Excerpts from a layout annotation set:

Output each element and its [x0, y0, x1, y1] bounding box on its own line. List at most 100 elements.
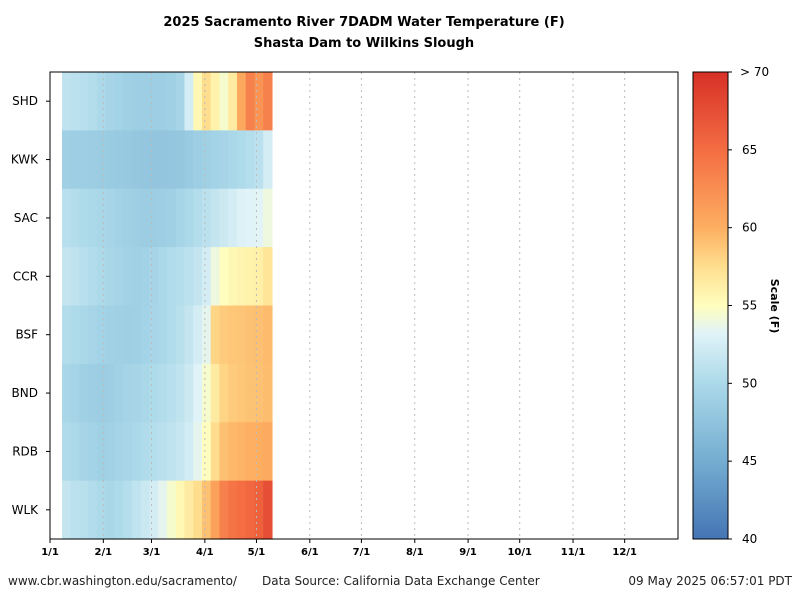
heatmap-cell-wlk-3	[88, 480, 98, 540]
heatmap-cell-wlk-22	[254, 480, 264, 540]
heatmap-cell-bnd-2	[79, 363, 89, 423]
heatmap-cell-bnd-20	[236, 363, 247, 423]
heatmap-cell-bsf-22	[254, 305, 264, 365]
heatmap-cell-ccr-2	[79, 247, 89, 307]
heatmap-cell-bsf-19	[228, 305, 238, 365]
heatmap-cell-wlk-16	[201, 480, 212, 540]
heatmap-cell-bnd-16	[201, 363, 212, 423]
heatmap-cell-shd-8	[132, 72, 142, 131]
x-tick-label-7: 8/1	[406, 547, 424, 558]
row-labels: SHD KWK SAC CCR BSF BND RDB WLK	[11, 94, 50, 517]
heatmap-cell-rdb-19	[228, 422, 238, 482]
heatmap-cell-bnd-12	[167, 363, 177, 423]
heatmap-cell-rdb-7	[123, 422, 133, 482]
x-tick-label-8: 9/1	[459, 547, 477, 558]
heatmap-cell-sac-3	[88, 188, 98, 248]
heatmap-cell-bnd-8	[132, 363, 142, 423]
heatmap-cell-bsf-10	[149, 305, 159, 365]
row-label-bsf: BSF	[15, 328, 38, 342]
heatmap-cell-wlk-10	[149, 480, 159, 540]
x-tick-label-1: 2/1	[95, 547, 113, 558]
heatmap-cell-wlk-6	[114, 480, 124, 540]
row-label-rdb: RDB	[12, 444, 38, 458]
heatmap-cell-bsf-21	[245, 305, 256, 365]
heatmap-cell-ccr-12	[167, 247, 177, 307]
heatmap-cell-kwk-21	[245, 130, 256, 190]
heatmap-cell-sac-7	[123, 188, 133, 248]
row-label-bnd: BND	[12, 386, 38, 400]
heatmap-cell-shd-22	[254, 72, 264, 131]
heatmap-cell-kwk-23	[263, 130, 273, 190]
heatmap-cell-kwk-12	[167, 130, 177, 190]
heatmap-cell-shd-11	[158, 72, 168, 131]
heatmap-cell-ccr-9	[140, 247, 151, 307]
heatmap-cell-rdb-11	[158, 422, 168, 482]
heatmap-cell-sac-14	[184, 188, 194, 248]
heatmap-cell-wlk-8	[132, 480, 142, 540]
x-tick-label-9: 10/1	[507, 547, 532, 558]
x-tick-label-6: 7/1	[353, 547, 371, 558]
heatmap-cell-rdb-2	[79, 422, 89, 482]
heatmap-cell-bsf-12	[167, 305, 177, 365]
heatmap-cell-bnd-10	[149, 363, 159, 423]
heatmap-cell-ccr-16	[201, 247, 212, 307]
colorbar-label: Scale (F)	[768, 279, 781, 334]
colorbar-top-label: > 70	[740, 65, 769, 79]
heatmap-cell-sac-4	[97, 188, 107, 248]
heatmap-cell-kwk-20	[236, 130, 247, 190]
heatmap-cell-bsf-1	[70, 305, 81, 365]
heatmap-cell-ccr-21	[245, 247, 256, 307]
heatmap-cell-bnd-9	[140, 363, 151, 423]
heatmap-cell-bnd-15	[193, 363, 203, 423]
heatmap-cell-bsf-7	[123, 305, 133, 365]
heatmap-cell-rdb-5	[105, 422, 116, 482]
colorbar-tick-label-60: 60	[742, 221, 757, 235]
heatmap-cell-bnd-6	[114, 363, 124, 423]
heatmap-cell-shd-21	[245, 72, 256, 131]
heatmap-cell-shd-4	[97, 72, 107, 131]
heatmap-cell-bsf-20	[236, 305, 247, 365]
heatmap-cell-rdb-16	[201, 422, 212, 482]
row-label-kwk: KWK	[11, 153, 39, 167]
heatmap-cell-sac-19	[228, 188, 238, 248]
heatmap-cell-rdb-17	[210, 422, 221, 482]
heatmap-cell-kwk-16	[201, 130, 212, 190]
heatmap-cell-kwk-6	[114, 130, 124, 190]
heatmap-cell-ccr-7	[123, 247, 133, 307]
x-tick-label-10: 11/1	[561, 547, 586, 558]
heatmap-cell-ccr-5	[105, 247, 116, 307]
heatmap-cell-ccr-23	[263, 247, 273, 307]
heatmap-cell-ccr-4	[97, 247, 107, 307]
heatmap-cells	[62, 72, 273, 540]
heatmap-cell-bnd-22	[254, 363, 264, 423]
heatmap-cell-wlk-0	[62, 480, 72, 540]
heatmap-cell-bnd-18	[219, 363, 229, 423]
heatmap-cell-ccr-17	[210, 247, 221, 307]
heatmap-cell-wlk-9	[140, 480, 151, 540]
heatmap-cell-ccr-20	[236, 247, 247, 307]
heatmap-cell-sac-6	[114, 188, 124, 248]
heatmap-cell-sac-16	[201, 188, 212, 248]
x-tick-label-5: 6/1	[301, 547, 319, 558]
heatmap-cell-wlk-12	[167, 480, 177, 540]
heatmap-cell-rdb-15	[193, 422, 203, 482]
heatmap-cell-rdb-22	[254, 422, 264, 482]
row-label-shd: SHD	[12, 94, 38, 108]
heatmap-cell-bsf-4	[97, 305, 107, 365]
footer-url: www.cbr.washington.edu/sacramento/	[8, 574, 237, 588]
heatmap-cell-kwk-11	[158, 130, 168, 190]
x-tick-labels: 1/1 2/1 3/1 4/1 5/1 6/1 7/1 8/1 9/1 10/1 11/1 12/1	[41, 539, 637, 558]
heatmap-cell-rdb-21	[245, 422, 256, 482]
heatmap-cell-shd-16	[201, 72, 212, 131]
heatmap-cell-sac-22	[254, 188, 264, 248]
heatmap-cell-ccr-14	[184, 247, 194, 307]
heatmap-cell-kwk-19	[228, 130, 238, 190]
heatmap-cell-kwk-0	[62, 130, 72, 190]
heatmap-cell-ccr-19	[228, 247, 238, 307]
heatmap-cell-sac-20	[236, 188, 247, 248]
heatmap-cell-bnd-23	[263, 363, 273, 423]
heatmap-cell-sac-23	[263, 188, 273, 248]
heatmap-cell-shd-9	[140, 72, 151, 131]
heatmap-cell-wlk-19	[228, 480, 238, 540]
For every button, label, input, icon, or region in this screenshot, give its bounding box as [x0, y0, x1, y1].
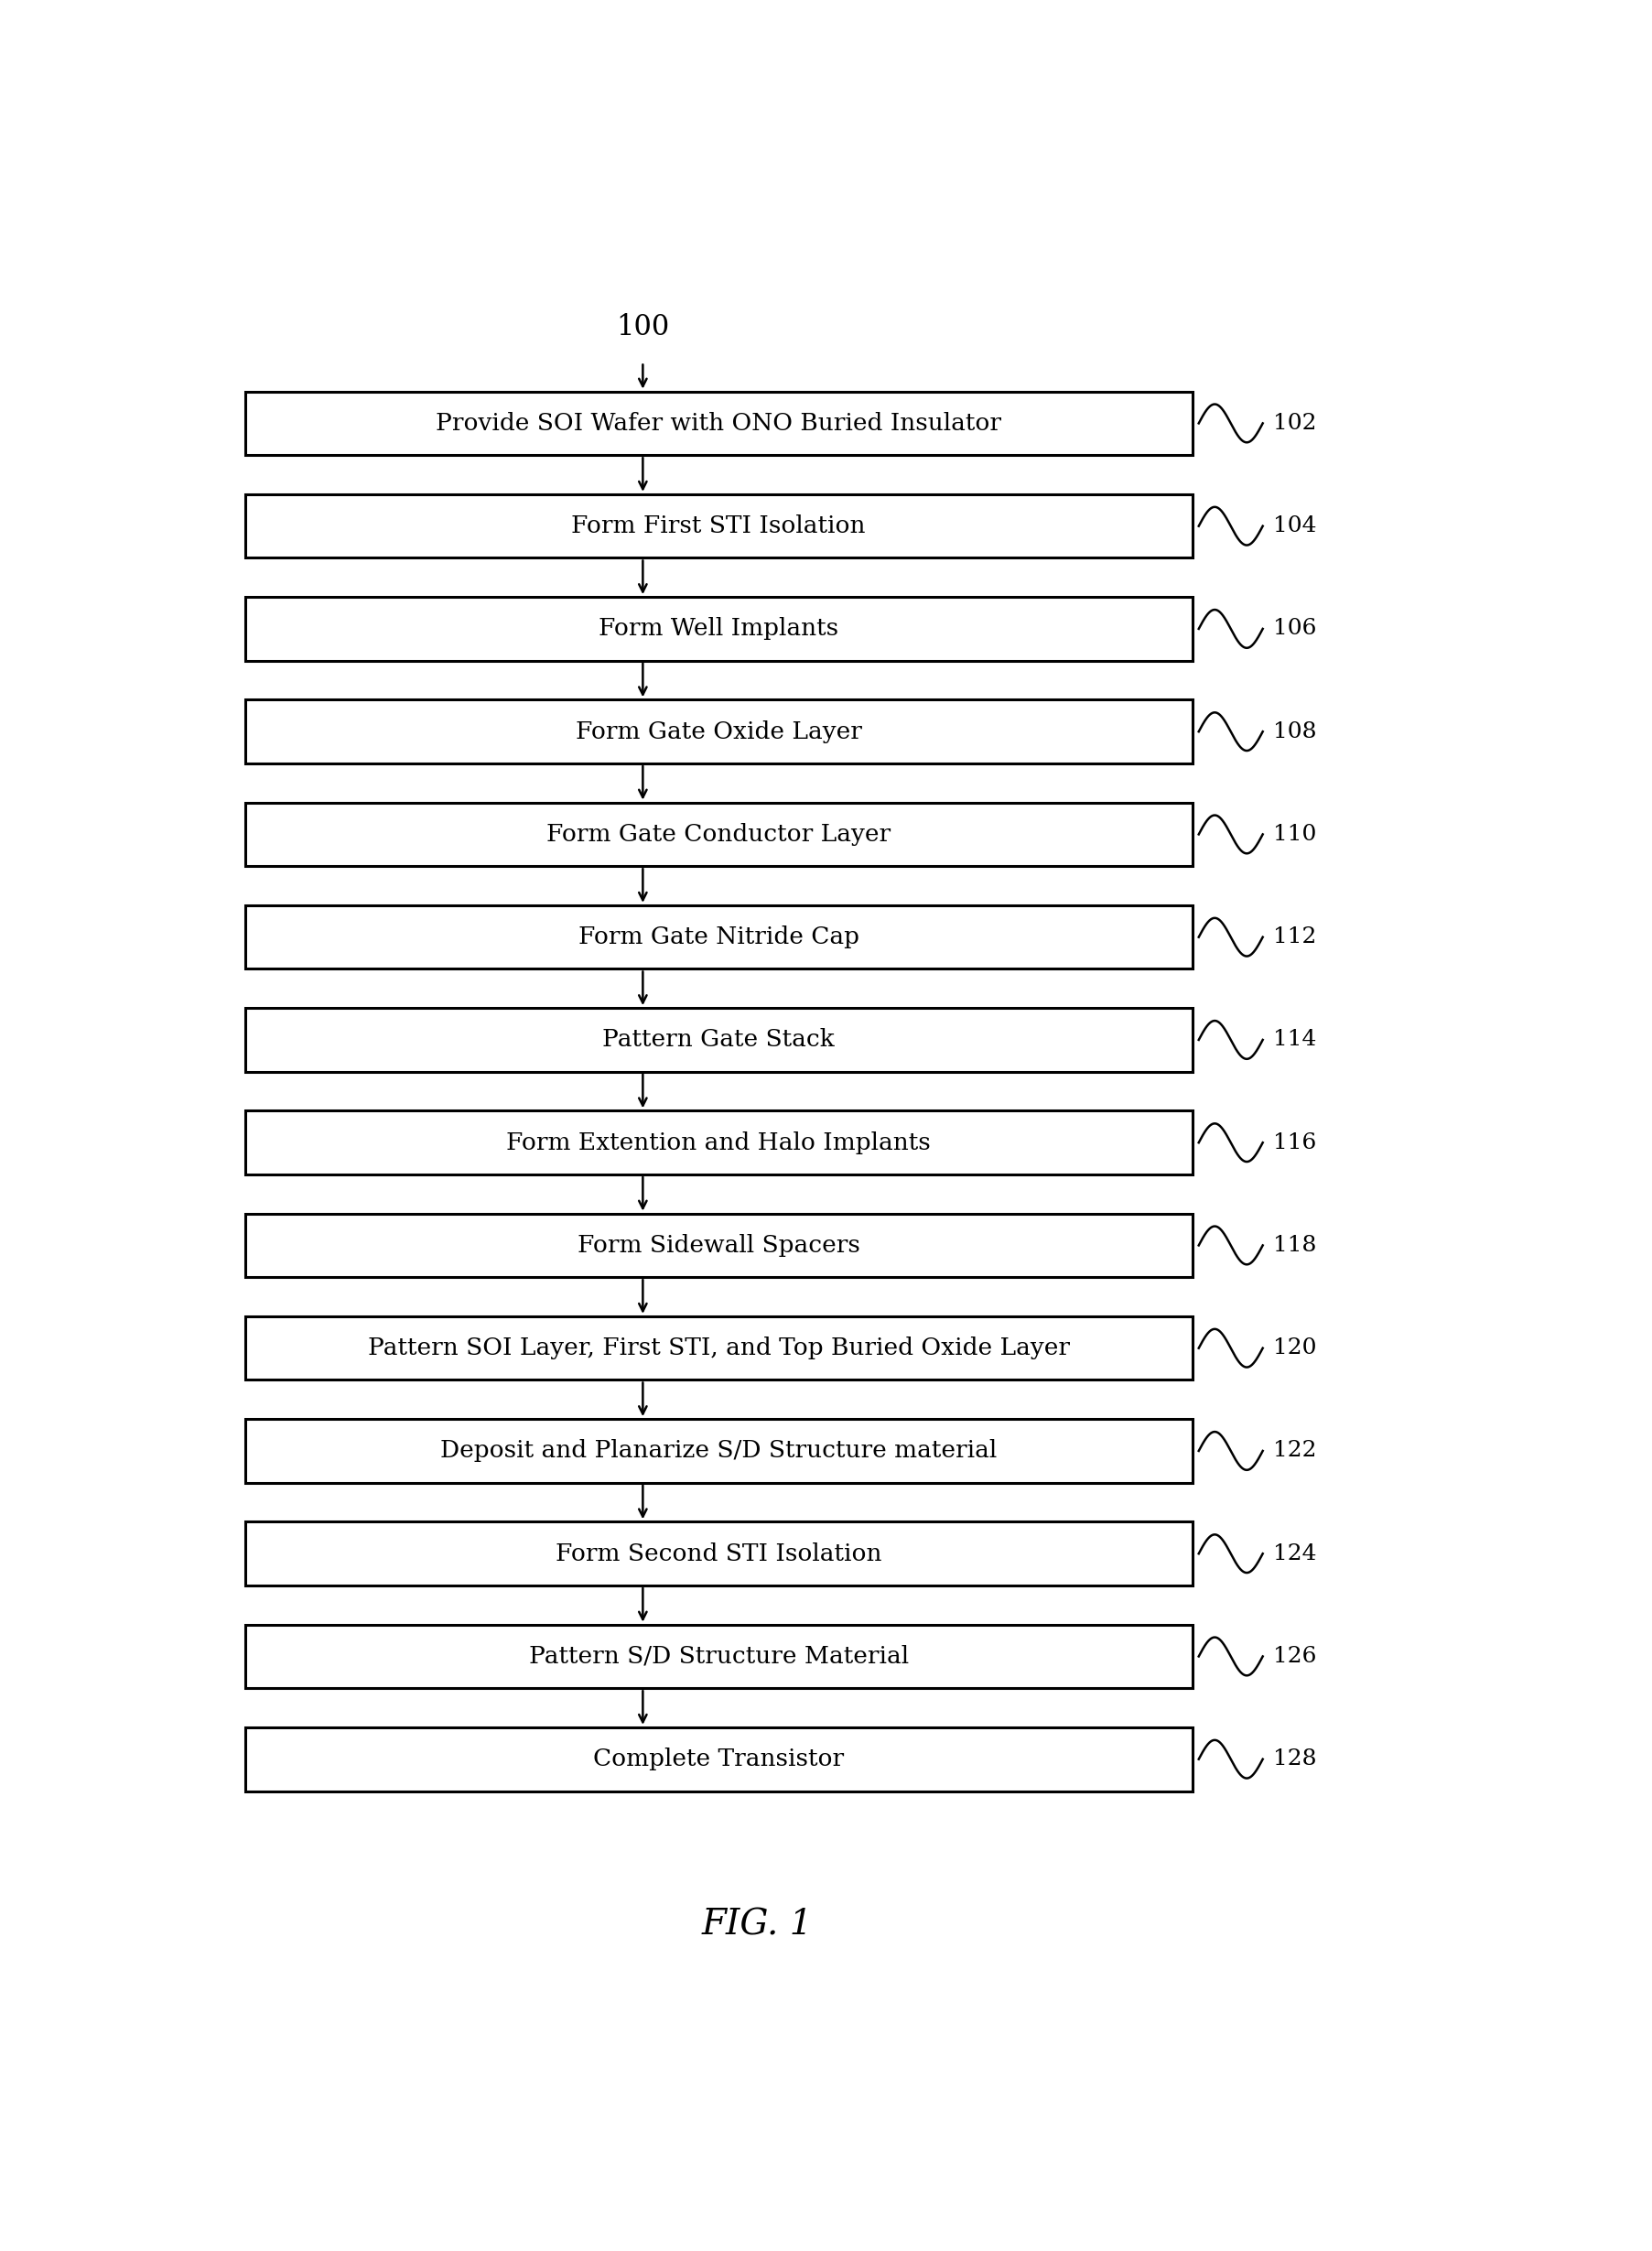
Text: Form Second STI Isolation: Form Second STI Isolation [555, 1542, 882, 1564]
Text: Provide SOI Wafer with ONO Buried Insulator: Provide SOI Wafer with ONO Buried Insula… [436, 412, 1001, 434]
Text: 128: 128 [1274, 1749, 1317, 1769]
Text: Pattern SOI Layer, First STI, and Top Buried Oxide Layer: Pattern SOI Layer, First STI, and Top Bu… [368, 1337, 1069, 1360]
Text: 106: 106 [1274, 619, 1317, 639]
Bar [244, 597, 1193, 662]
Text: Form Gate Oxide Layer: Form Gate Oxide Layer [575, 720, 862, 743]
Bar [244, 700, 1193, 763]
Bar [244, 495, 1193, 558]
Text: Deposit and Planarize S/D Structure material: Deposit and Planarize S/D Structure mate… [441, 1438, 996, 1463]
Bar [244, 1727, 1193, 1792]
Text: 122: 122 [1274, 1441, 1317, 1461]
Bar [244, 905, 1193, 968]
Text: 110: 110 [1274, 824, 1317, 844]
Text: 104: 104 [1274, 515, 1317, 536]
Text: 124: 124 [1274, 1544, 1317, 1564]
Text: Form First STI Isolation: Form First STI Isolation [572, 515, 866, 538]
Text: 114: 114 [1274, 1029, 1317, 1051]
Bar [244, 1625, 1193, 1688]
Bar [244, 1213, 1193, 1276]
Bar [244, 1418, 1193, 1483]
Bar [244, 1008, 1193, 1071]
Text: 112: 112 [1274, 927, 1317, 948]
Text: Form Gate Nitride Cap: Form Gate Nitride Cap [578, 925, 859, 948]
Bar [244, 801, 1193, 867]
Text: Pattern S/D Structure Material: Pattern S/D Structure Material [529, 1645, 909, 1668]
Text: Form Extention and Halo Implants: Form Extention and Halo Implants [507, 1132, 930, 1155]
Text: 100: 100 [616, 313, 669, 342]
Bar [244, 1522, 1193, 1585]
Text: Form Sidewall Spacers: Form Sidewall Spacers [577, 1234, 861, 1256]
Bar [244, 1317, 1193, 1380]
Text: 120: 120 [1274, 1337, 1317, 1360]
Bar [244, 392, 1193, 455]
Text: Complete Transistor: Complete Transistor [593, 1747, 844, 1772]
Text: FIG. 1: FIG. 1 [702, 1909, 813, 1943]
Text: 108: 108 [1274, 720, 1317, 743]
Text: Form Well Implants: Form Well Implants [598, 617, 839, 639]
Bar [244, 1110, 1193, 1175]
Text: 118: 118 [1274, 1236, 1317, 1256]
Text: 126: 126 [1274, 1645, 1317, 1668]
Text: 116: 116 [1274, 1132, 1317, 1153]
Text: Form Gate Conductor Layer: Form Gate Conductor Layer [547, 824, 890, 846]
Text: Pattern Gate Stack: Pattern Gate Stack [603, 1029, 834, 1051]
Text: 102: 102 [1274, 412, 1317, 434]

* **What you should do**:
Convert the data into a Markdown table with the columns "Row" and "Entry," starting with the line containing "480, 98, 540]" and going on through the line containing "363, 142, 423]". Skip any blank lines.

* **Exercise result**:
| Row | Entry |
|---|---|
| 1 | heatmap-cell-wlk-3	[88, 480, 98, 540] |
| 2 | heatmap-cell-wlk-22	[254, 480, 264, 540] |
| 3 | heatmap-cell-bnd-2	[79, 363, 89, 423] |
| 4 | heatmap-cell-bnd-20	[236, 363, 247, 423] |
| 5 | heatmap-cell-bsf-22	[254, 305, 264, 365] |
| 6 | heatmap-cell-ccr-2	[79, 247, 89, 307] |
| 7 | heatmap-cell-bsf-19	[228, 305, 238, 365] |
| 8 | heatmap-cell-wlk-16	[201, 480, 212, 540] |
| 9 | heatmap-cell-bnd-16	[201, 363, 212, 423] |
| 10 | heatmap-cell-shd-8	[132, 72, 142, 131] |
| 11 | x-tick-label-7: 8/1	[406, 547, 424, 558] |
| 12 | row-labels: SHD KWK SAC CCR BSF BND RDB WLK	[11, 94, 50, 517] |
| 13 | heatmap-cell-rdb-19	[228, 422, 238, 482] |
| 14 | heatmap-cell-bnd-12	[167, 363, 177, 423] |
| 15 | heatmap-cell-rdb-7	[123, 422, 133, 482] |
| 16 | x-tick-label-8: 9/1	[459, 547, 477, 558] |
| 17 | heatmap-cell-sac-3	[88, 188, 98, 248] |
| 18 | heatmap-cell-bnd-8	[132, 363, 142, 423] |